▸ **GOAL OF THE EXERCISE**: Copy out the records precisely, omitting pictures.

══ ITEMS ══

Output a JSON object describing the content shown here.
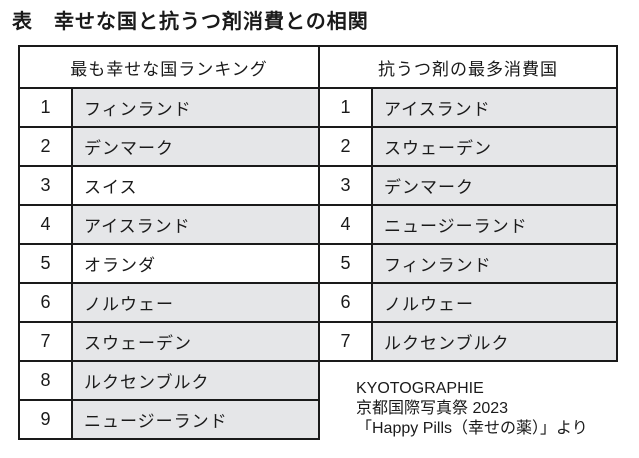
{
  "title": "表　幸せな国と抗うつ剤消費との相関",
  "colors": {
    "highlight_cell_gray": "#e5e6e8",
    "border_black": "#1a1a1a",
    "text_black": "#1a1a1a"
  },
  "left_table": {
    "header": "最も幸せな国ランキング",
    "rows": [
      {
        "rank": "1",
        "country": "フィンランド",
        "highlighted": true
      },
      {
        "rank": "2",
        "country": "デンマーク",
        "highlighted": true
      },
      {
        "rank": "3",
        "country": "スイス",
        "highlighted": false
      },
      {
        "rank": "4",
        "country": "アイスランド",
        "highlighted": true
      },
      {
        "rank": "5",
        "country": "オランダ",
        "highlighted": false
      },
      {
        "rank": "6",
        "country": "ノルウェー",
        "highlighted": true
      },
      {
        "rank": "7",
        "country": "スウェーデン",
        "highlighted": true
      },
      {
        "rank": "8",
        "country": "ルクセンブルク",
        "highlighted": true
      },
      {
        "rank": "9",
        "country": "ニュージーランド",
        "highlighted": true
      }
    ]
  },
  "right_table": {
    "header": "抗うつ剤の最多消費国",
    "rows": [
      {
        "rank": "1",
        "country": "アイスランド",
        "highlighted": true
      },
      {
        "rank": "2",
        "country": "スウェーデン",
        "highlighted": true
      },
      {
        "rank": "3",
        "country": "デンマーク",
        "highlighted": true
      },
      {
        "rank": "4",
        "country": "ニュージーランド",
        "highlighted": true
      },
      {
        "rank": "5",
        "country": "フィンランド",
        "highlighted": true
      },
      {
        "rank": "6",
        "country": "ノルウェー",
        "highlighted": true
      },
      {
        "rank": "7",
        "country": "ルクセンブルク",
        "highlighted": true
      }
    ]
  },
  "credit": {
    "line1": "KYOTOGRAPHIE",
    "line2": "京都国際写真祭 2023",
    "line3": "「Happy Pills（幸せの薬）」より"
  }
}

═══

▸ **EXERCISE RESPONSE**:
Output a JSON object describing the content shown here.
{
  "title": "表　幸せな国と抗うつ剤消費との相関",
  "colors": {
    "highlight_cell_gray": "#e5e6e8",
    "border_black": "#1a1a1a",
    "text_black": "#1a1a1a"
  },
  "left_table": {
    "header": "最も幸せな国ランキング",
    "rows": [
      {
        "rank": "1",
        "country": "フィンランド",
        "highlighted": true
      },
      {
        "rank": "2",
        "country": "デンマーク",
        "highlighted": true
      },
      {
        "rank": "3",
        "country": "スイス",
        "highlighted": false
      },
      {
        "rank": "4",
        "country": "アイスランド",
        "highlighted": true
      },
      {
        "rank": "5",
        "country": "オランダ",
        "highlighted": false
      },
      {
        "rank": "6",
        "country": "ノルウェー",
        "highlighted": true
      },
      {
        "rank": "7",
        "country": "スウェーデン",
        "highlighted": true
      },
      {
        "rank": "8",
        "country": "ルクセンブルク",
        "highlighted": true
      },
      {
        "rank": "9",
        "country": "ニュージーランド",
        "highlighted": true
      }
    ]
  },
  "right_table": {
    "header": "抗うつ剤の最多消費国",
    "rows": [
      {
        "rank": "1",
        "country": "アイスランド",
        "highlighted": true
      },
      {
        "rank": "2",
        "country": "スウェーデン",
        "highlighted": true
      },
      {
        "rank": "3",
        "country": "デンマーク",
        "highlighted": true
      },
      {
        "rank": "4",
        "country": "ニュージーランド",
        "highlighted": true
      },
      {
        "rank": "5",
        "country": "フィンランド",
        "highlighted": true
      },
      {
        "rank": "6",
        "country": "ノルウェー",
        "highlighted": true
      },
      {
        "rank": "7",
        "country": "ルクセンブルク",
        "highlighted": true
      }
    ]
  },
  "credit": {
    "line1": "KYOTOGRAPHIE",
    "line2": "京都国際写真祭 2023",
    "line3": "「Happy Pills（幸せの薬）」より"
  }
}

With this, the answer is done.